**EXERCISE DETAILS**
Take every line from the listing below that contains "Temperatura".

------------------------------------------------------------

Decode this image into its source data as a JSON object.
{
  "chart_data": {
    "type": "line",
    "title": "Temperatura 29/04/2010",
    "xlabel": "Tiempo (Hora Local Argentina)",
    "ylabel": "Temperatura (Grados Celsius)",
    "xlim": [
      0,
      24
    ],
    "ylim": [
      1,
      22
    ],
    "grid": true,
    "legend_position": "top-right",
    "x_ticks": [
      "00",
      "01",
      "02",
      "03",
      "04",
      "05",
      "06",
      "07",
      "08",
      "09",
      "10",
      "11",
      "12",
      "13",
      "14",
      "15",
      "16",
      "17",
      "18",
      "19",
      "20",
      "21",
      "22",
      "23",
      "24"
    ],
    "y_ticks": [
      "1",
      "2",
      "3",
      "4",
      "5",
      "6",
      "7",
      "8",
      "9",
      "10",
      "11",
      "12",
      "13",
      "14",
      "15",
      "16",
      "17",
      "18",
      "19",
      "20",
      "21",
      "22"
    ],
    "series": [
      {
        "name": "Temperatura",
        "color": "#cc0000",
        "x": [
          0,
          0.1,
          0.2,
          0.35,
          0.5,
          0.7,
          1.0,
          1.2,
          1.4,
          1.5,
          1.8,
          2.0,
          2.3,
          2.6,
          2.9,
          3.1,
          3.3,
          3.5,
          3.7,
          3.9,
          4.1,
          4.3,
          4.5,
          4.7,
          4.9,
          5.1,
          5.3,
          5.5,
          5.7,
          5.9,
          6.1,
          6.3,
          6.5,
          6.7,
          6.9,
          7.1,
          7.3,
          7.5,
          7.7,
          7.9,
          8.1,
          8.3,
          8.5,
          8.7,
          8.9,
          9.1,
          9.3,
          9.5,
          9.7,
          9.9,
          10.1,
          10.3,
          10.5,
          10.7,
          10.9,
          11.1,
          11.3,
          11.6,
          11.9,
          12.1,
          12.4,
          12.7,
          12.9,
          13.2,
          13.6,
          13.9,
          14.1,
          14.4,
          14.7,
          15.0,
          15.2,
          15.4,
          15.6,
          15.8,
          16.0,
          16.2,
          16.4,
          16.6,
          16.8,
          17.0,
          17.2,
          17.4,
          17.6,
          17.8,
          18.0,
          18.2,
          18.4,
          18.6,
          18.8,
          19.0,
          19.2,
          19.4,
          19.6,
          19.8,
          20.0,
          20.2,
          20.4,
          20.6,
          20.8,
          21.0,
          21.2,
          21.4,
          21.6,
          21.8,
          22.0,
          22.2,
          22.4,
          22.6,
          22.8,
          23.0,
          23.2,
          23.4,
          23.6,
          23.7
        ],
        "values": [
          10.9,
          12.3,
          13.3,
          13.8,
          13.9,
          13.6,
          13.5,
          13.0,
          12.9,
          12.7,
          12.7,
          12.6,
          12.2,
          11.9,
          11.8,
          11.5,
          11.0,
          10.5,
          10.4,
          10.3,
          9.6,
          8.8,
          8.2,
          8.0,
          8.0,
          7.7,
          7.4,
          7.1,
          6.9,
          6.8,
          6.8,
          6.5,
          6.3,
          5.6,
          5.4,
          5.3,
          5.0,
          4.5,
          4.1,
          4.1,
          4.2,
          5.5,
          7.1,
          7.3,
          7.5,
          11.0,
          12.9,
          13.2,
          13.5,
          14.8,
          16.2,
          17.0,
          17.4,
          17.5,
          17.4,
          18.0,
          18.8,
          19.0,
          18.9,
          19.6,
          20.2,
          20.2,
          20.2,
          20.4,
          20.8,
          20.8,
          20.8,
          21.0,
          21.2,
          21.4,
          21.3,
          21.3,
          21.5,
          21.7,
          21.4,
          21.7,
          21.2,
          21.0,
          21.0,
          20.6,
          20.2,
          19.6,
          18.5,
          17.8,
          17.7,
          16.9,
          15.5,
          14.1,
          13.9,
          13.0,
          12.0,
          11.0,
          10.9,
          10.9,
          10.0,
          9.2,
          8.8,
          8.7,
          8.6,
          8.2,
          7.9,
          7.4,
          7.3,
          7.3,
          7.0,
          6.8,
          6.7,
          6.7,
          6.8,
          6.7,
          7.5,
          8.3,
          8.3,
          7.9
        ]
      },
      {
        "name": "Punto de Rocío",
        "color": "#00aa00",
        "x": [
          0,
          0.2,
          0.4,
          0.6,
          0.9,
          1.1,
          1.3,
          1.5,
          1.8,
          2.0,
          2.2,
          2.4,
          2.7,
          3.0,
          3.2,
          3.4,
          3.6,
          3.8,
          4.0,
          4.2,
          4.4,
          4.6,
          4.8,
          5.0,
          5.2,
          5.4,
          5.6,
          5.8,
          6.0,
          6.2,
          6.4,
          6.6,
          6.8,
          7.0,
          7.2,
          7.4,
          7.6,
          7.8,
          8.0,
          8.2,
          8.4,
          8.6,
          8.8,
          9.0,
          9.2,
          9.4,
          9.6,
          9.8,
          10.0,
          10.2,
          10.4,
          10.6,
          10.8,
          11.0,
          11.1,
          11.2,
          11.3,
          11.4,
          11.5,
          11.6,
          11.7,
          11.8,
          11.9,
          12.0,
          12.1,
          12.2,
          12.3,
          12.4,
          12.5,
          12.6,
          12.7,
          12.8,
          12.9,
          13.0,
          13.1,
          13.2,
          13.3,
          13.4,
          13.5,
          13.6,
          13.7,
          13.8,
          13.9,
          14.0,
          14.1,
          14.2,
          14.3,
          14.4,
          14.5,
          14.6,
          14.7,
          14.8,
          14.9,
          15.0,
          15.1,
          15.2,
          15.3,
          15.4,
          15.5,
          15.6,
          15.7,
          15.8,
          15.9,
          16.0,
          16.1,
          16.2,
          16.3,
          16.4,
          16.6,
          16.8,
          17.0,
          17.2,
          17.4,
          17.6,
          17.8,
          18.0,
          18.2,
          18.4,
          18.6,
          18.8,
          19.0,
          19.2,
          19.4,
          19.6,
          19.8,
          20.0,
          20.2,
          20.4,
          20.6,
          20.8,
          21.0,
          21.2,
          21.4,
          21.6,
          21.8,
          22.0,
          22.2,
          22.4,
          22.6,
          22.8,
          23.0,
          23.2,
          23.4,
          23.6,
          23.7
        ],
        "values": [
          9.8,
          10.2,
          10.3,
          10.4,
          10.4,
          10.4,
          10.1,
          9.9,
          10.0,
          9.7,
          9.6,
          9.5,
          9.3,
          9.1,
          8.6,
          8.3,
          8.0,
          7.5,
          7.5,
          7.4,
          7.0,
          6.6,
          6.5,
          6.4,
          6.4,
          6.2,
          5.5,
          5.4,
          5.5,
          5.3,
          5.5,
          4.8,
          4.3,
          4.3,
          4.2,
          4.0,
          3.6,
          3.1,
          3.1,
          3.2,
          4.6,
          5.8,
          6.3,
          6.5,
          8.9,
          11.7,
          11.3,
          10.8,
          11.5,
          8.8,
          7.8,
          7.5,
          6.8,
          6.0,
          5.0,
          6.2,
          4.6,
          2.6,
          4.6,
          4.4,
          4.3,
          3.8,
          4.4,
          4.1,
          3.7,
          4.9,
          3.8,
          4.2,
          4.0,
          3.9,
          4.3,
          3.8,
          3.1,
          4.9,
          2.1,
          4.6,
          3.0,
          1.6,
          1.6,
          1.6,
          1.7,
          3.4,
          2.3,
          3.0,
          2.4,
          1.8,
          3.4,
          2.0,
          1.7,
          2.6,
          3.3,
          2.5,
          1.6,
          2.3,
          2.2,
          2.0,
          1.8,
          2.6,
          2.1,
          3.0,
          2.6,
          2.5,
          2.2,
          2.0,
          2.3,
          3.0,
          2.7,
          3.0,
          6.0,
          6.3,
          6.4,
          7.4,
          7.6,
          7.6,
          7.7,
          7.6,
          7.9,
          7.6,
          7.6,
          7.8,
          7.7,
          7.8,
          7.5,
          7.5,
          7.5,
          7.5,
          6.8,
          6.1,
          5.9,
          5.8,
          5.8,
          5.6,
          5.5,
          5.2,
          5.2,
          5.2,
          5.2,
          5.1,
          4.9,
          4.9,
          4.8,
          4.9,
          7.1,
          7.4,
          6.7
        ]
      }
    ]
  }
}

------------------------------------------------------------

**FINISHED ANSWER**
    "title": "Temperatura 29/04/2010",
    "ylabel": "Temperatura (Grados Celsius)",
        "name": "Temperatura",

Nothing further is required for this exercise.